(Stored items)

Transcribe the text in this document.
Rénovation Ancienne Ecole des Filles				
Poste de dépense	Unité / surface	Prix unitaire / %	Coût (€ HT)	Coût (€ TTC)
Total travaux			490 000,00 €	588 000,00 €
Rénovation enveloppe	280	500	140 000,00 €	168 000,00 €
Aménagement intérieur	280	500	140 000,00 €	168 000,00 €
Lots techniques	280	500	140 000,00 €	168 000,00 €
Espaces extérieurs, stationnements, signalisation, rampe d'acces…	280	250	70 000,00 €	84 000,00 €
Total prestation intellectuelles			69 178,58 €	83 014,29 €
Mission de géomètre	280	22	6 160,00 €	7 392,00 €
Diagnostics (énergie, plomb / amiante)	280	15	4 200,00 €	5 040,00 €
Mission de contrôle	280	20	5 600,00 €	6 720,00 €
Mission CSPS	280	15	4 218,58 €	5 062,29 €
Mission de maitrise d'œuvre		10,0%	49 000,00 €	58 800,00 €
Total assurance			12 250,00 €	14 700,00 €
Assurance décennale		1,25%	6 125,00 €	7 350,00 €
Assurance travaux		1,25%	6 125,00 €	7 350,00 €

> **SET PROBLEM**
Search the records for the word "Rénovation", then list every line that has it.

> **EXERCISE RESULT**
Rénovation Ancienne Ecole des Filles				
Rénovation enveloppe	280	500	140 000,00 €	168 000,00 €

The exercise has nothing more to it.